*Short task*
Go through the listing below and list every line with "JSON".

************

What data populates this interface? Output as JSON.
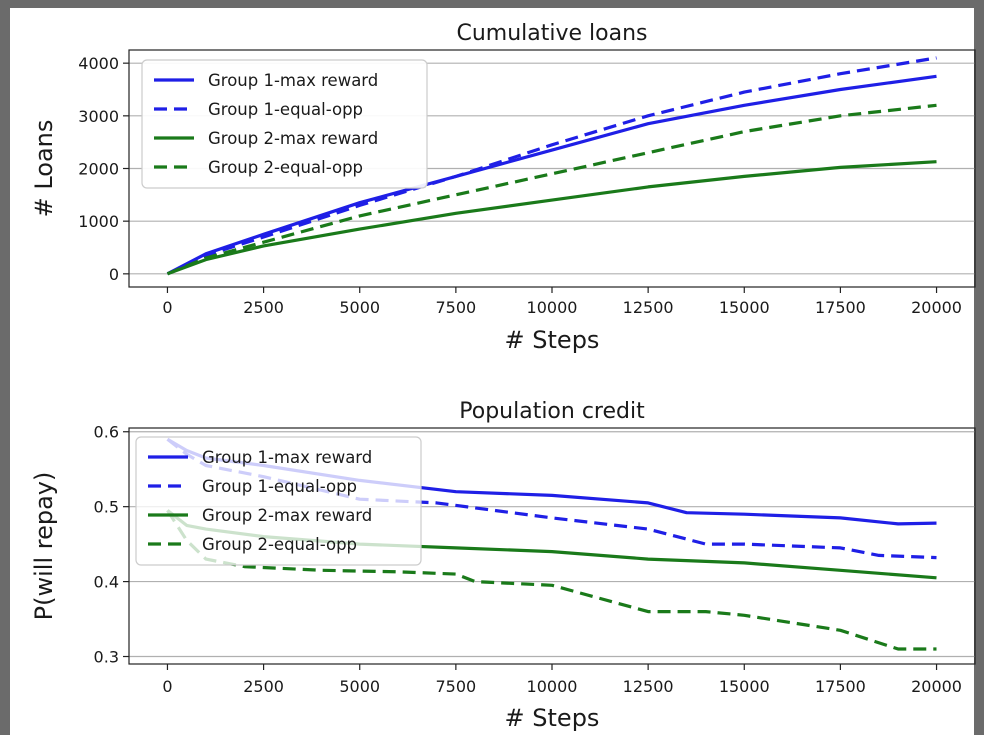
{
  "colors": {
    "blue": "#1f1fe6",
    "green": "#1a7a1a"
  },
  "chart_data": [
    {
      "type": "line",
      "title": "Cumulative loans",
      "xlabel": "# Steps",
      "ylabel": "# Loans",
      "xlim": [
        -1000,
        21000
      ],
      "ylim": [
        -250,
        4250
      ],
      "xticks": [
        0,
        2500,
        5000,
        7500,
        10000,
        12500,
        15000,
        17500,
        20000
      ],
      "yticks": [
        0,
        1000,
        2000,
        3000,
        4000
      ],
      "grid": "horizontal",
      "legend_position": "top-left",
      "series": [
        {
          "name": "Group 1-max reward",
          "color": "#1f1fe6",
          "style": "solid",
          "x": [
            0,
            1000,
            2500,
            5000,
            7500,
            10000,
            12500,
            15000,
            17500,
            20000
          ],
          "y": [
            0,
            380,
            750,
            1350,
            1850,
            2350,
            2850,
            3200,
            3500,
            3750
          ]
        },
        {
          "name": "Group 1-equal-opp",
          "color": "#1f1fe6",
          "style": "dashed",
          "x": [
            0,
            1000,
            2500,
            5000,
            7500,
            10000,
            12500,
            15000,
            17500,
            20000
          ],
          "y": [
            0,
            350,
            700,
            1300,
            1850,
            2450,
            3000,
            3450,
            3800,
            4100
          ]
        },
        {
          "name": "Group 2-max reward",
          "color": "#1a7a1a",
          "style": "solid",
          "x": [
            0,
            1000,
            2500,
            5000,
            7500,
            10000,
            12500,
            15000,
            17500,
            20000
          ],
          "y": [
            0,
            270,
            530,
            850,
            1150,
            1400,
            1650,
            1850,
            2020,
            2130
          ]
        },
        {
          "name": "Group 2-equal-opp",
          "color": "#1a7a1a",
          "style": "dashed",
          "x": [
            0,
            1000,
            2500,
            5000,
            7500,
            10000,
            12500,
            15000,
            17500,
            20000
          ],
          "y": [
            0,
            300,
            600,
            1100,
            1500,
            1900,
            2300,
            2700,
            3000,
            3200
          ]
        }
      ]
    },
    {
      "type": "line",
      "title": "Population credit",
      "xlabel": "# Steps",
      "ylabel": "P(will repay)",
      "xlim": [
        -1000,
        21000
      ],
      "ylim": [
        0.29,
        0.605
      ],
      "xticks": [
        0,
        2500,
        5000,
        7500,
        10000,
        12500,
        15000,
        17500,
        20000
      ],
      "yticks": [
        0.3,
        0.4,
        0.5,
        0.6
      ],
      "grid": "horizontal",
      "legend_position": "top-left",
      "series": [
        {
          "name": "Group 1-max reward",
          "color": "#1f1fe6",
          "style": "solid",
          "x": [
            0,
            500,
            1000,
            2500,
            5000,
            7500,
            10000,
            12500,
            13500,
            15000,
            17500,
            19000,
            20000
          ],
          "y": [
            0.59,
            0.575,
            0.565,
            0.555,
            0.535,
            0.52,
            0.515,
            0.505,
            0.492,
            0.49,
            0.485,
            0.477,
            0.478
          ]
        },
        {
          "name": "Group 1-equal-opp",
          "color": "#1f1fe6",
          "style": "dashed",
          "x": [
            0,
            500,
            1000,
            2500,
            5000,
            7000,
            10000,
            12500,
            14000,
            15000,
            17500,
            18500,
            20000
          ],
          "y": [
            0.59,
            0.57,
            0.555,
            0.54,
            0.51,
            0.505,
            0.485,
            0.47,
            0.45,
            0.45,
            0.445,
            0.435,
            0.432
          ]
        },
        {
          "name": "Group 2-max reward",
          "color": "#1a7a1a",
          "style": "solid",
          "x": [
            0,
            500,
            1000,
            2500,
            5000,
            7500,
            10000,
            12500,
            15000,
            17500,
            20000
          ],
          "y": [
            0.495,
            0.475,
            0.47,
            0.46,
            0.45,
            0.445,
            0.44,
            0.43,
            0.425,
            0.415,
            0.405
          ]
        },
        {
          "name": "Group 2-equal-opp",
          "color": "#1a7a1a",
          "style": "dashed",
          "x": [
            0,
            500,
            1000,
            2000,
            4000,
            6000,
            7500,
            8000,
            10000,
            12500,
            14000,
            15000,
            17500,
            19000,
            20000
          ],
          "y": [
            0.495,
            0.455,
            0.43,
            0.42,
            0.415,
            0.413,
            0.41,
            0.4,
            0.395,
            0.36,
            0.36,
            0.355,
            0.335,
            0.31,
            0.31
          ]
        }
      ]
    }
  ]
}
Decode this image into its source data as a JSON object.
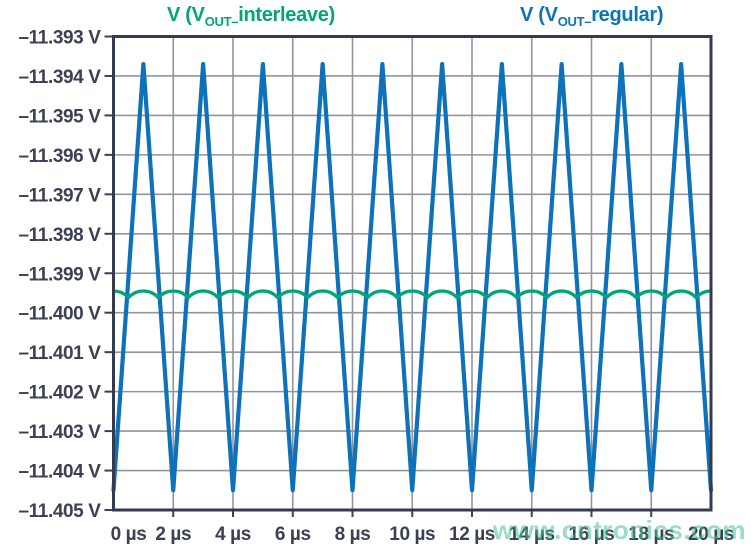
{
  "page": {
    "background": "#ffffff"
  },
  "legend": {
    "interleave": {
      "prefix": "V (V",
      "sub": "OUT–",
      "rest": "interleave)",
      "color": "#00a678"
    },
    "regular": {
      "prefix": "V (V",
      "sub": "OUT–",
      "rest": "regular)",
      "color": "#0d72b9"
    }
  },
  "watermark": {
    "text": "www.cntronics.com",
    "color": "#45c398"
  },
  "chart_data": {
    "type": "line",
    "title": "",
    "xlabel": "",
    "ylabel": "",
    "x_unit": "µs",
    "y_unit": "V",
    "xlim": [
      0,
      20
    ],
    "ylim": [
      -11.405,
      -11.393
    ],
    "grid": true,
    "legend_position": "top",
    "x_ticks": [
      0,
      2,
      4,
      6,
      8,
      10,
      12,
      14,
      16,
      18,
      20
    ],
    "x_tick_labels": [
      "0 µs",
      "2 µs",
      "4 µs",
      "6 µs",
      "8 µs",
      "10 µs",
      "12 µs",
      "14 µs",
      "16 µs",
      "18 µs",
      "20 µs"
    ],
    "y_ticks": [
      -11.393,
      -11.394,
      -11.395,
      -11.396,
      -11.397,
      -11.398,
      -11.399,
      -11.4,
      -11.401,
      -11.402,
      -11.403,
      -11.404,
      -11.405
    ],
    "y_tick_labels": [
      "–11.393 V",
      "–11.394 V",
      "–11.395 V",
      "–11.396 V",
      "–11.397 V",
      "–11.398 V",
      "–11.399 V",
      "–11.400 V",
      "–11.401 V",
      "–11.402 V",
      "–11.403 V",
      "–11.404 V",
      "–11.405 V"
    ],
    "colors": {
      "grid": "#92949e",
      "border": "#343a4f",
      "tick": "#3b4053",
      "text": "#3b4053"
    },
    "series": [
      {
        "name": "V(VOUT_regular)",
        "color": "#0d72b9",
        "shape": "triangle",
        "period_us": 2,
        "min": -11.4045,
        "max": -11.3937,
        "vertices": [
          [
            0,
            -11.4045
          ],
          [
            1,
            -11.3937
          ],
          [
            2,
            -11.4045
          ],
          [
            3,
            -11.3937
          ],
          [
            4,
            -11.4045
          ],
          [
            5,
            -11.3937
          ],
          [
            6,
            -11.4045
          ],
          [
            7,
            -11.3937
          ],
          [
            8,
            -11.4045
          ],
          [
            9,
            -11.3937
          ],
          [
            10,
            -11.4045
          ],
          [
            11,
            -11.3937
          ],
          [
            12,
            -11.4045
          ],
          [
            13,
            -11.3937
          ],
          [
            14,
            -11.4045
          ],
          [
            15,
            -11.3937
          ],
          [
            16,
            -11.4045
          ],
          [
            17,
            -11.3937
          ],
          [
            18,
            -11.4045
          ],
          [
            19,
            -11.3937
          ],
          [
            20,
            -11.4045
          ]
        ]
      },
      {
        "name": "V(VOUT_interleave)",
        "color": "#00a678",
        "shape": "scalloped-ripple",
        "period_us": 1,
        "mean": -11.3995,
        "peak": -11.39945,
        "cusp": -11.39962,
        "peaks_at_us": [
          0,
          1,
          2,
          3,
          4,
          5,
          6,
          7,
          8,
          9,
          10,
          11,
          12,
          13,
          14,
          15,
          16,
          17,
          18,
          19,
          20
        ],
        "cusps_at_us": [
          0.5,
          1.5,
          2.5,
          3.5,
          4.5,
          5.5,
          6.5,
          7.5,
          8.5,
          9.5,
          10.5,
          11.5,
          12.5,
          13.5,
          14.5,
          15.5,
          16.5,
          17.5,
          18.5,
          19.5
        ]
      }
    ]
  }
}
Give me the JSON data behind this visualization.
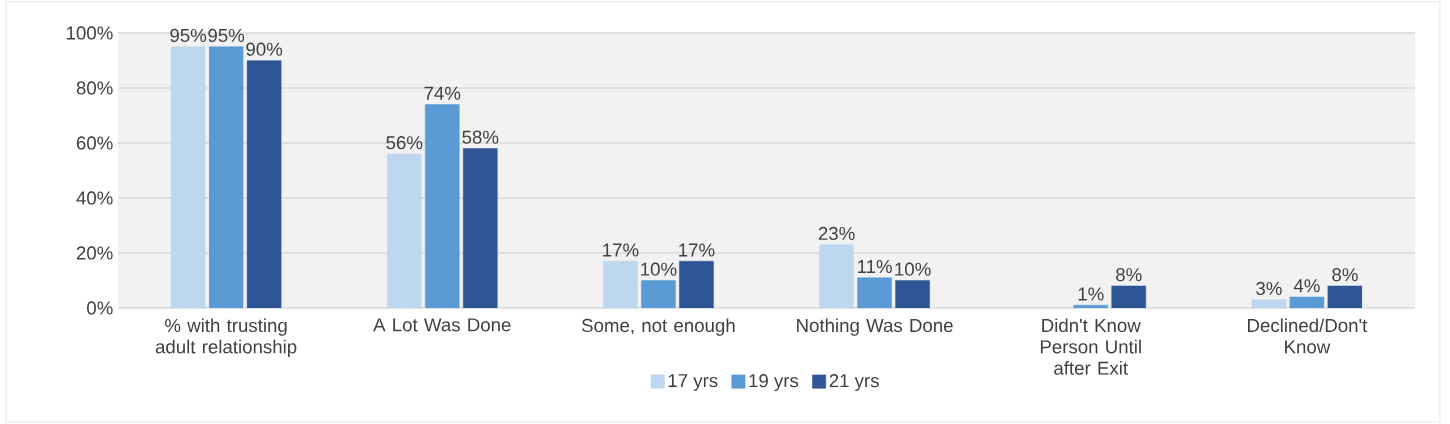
{
  "chart_data": {
    "type": "bar",
    "categories": [
      "% with trusting adult relationship",
      "A Lot Was Done",
      "Some, not enough",
      "Nothing Was Done",
      "Didn't Know Person Until after Exit",
      "Declined/Don't Know"
    ],
    "series": [
      {
        "name": "17 yrs",
        "color": "#bdd7ee",
        "values": [
          95,
          56,
          17,
          23,
          null,
          3
        ],
        "value_labels": [
          "95%",
          "56%",
          "17%",
          "23%",
          null,
          "3%"
        ]
      },
      {
        "name": "19 yrs",
        "color": "#5b9bd5",
        "values": [
          95,
          74,
          10,
          11,
          1,
          4
        ],
        "value_labels": [
          "95%",
          "74%",
          "10%",
          "11%",
          "1%",
          "4%"
        ]
      },
      {
        "name": "21 yrs",
        "color": "#2f5597",
        "values": [
          90,
          58,
          17,
          10,
          8,
          8
        ],
        "value_labels": [
          "90%",
          "58%",
          "17%",
          "10%",
          "8%",
          "8%"
        ]
      }
    ],
    "ylim": [
      0,
      100
    ],
    "yticks": [
      {
        "value": 0,
        "label": "0%"
      },
      {
        "value": 20,
        "label": "20%"
      },
      {
        "value": 40,
        "label": "40%"
      },
      {
        "value": 60,
        "label": "60%"
      },
      {
        "value": 80,
        "label": "80%"
      },
      {
        "value": 100,
        "label": "100%"
      }
    ],
    "grid": "y",
    "legend": "bottom"
  }
}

************

*Worked answer*
What data populates this interface? Output as JSON.
Decode this image into its source data as a JSON object.
Give me the JSON data behind this visualization.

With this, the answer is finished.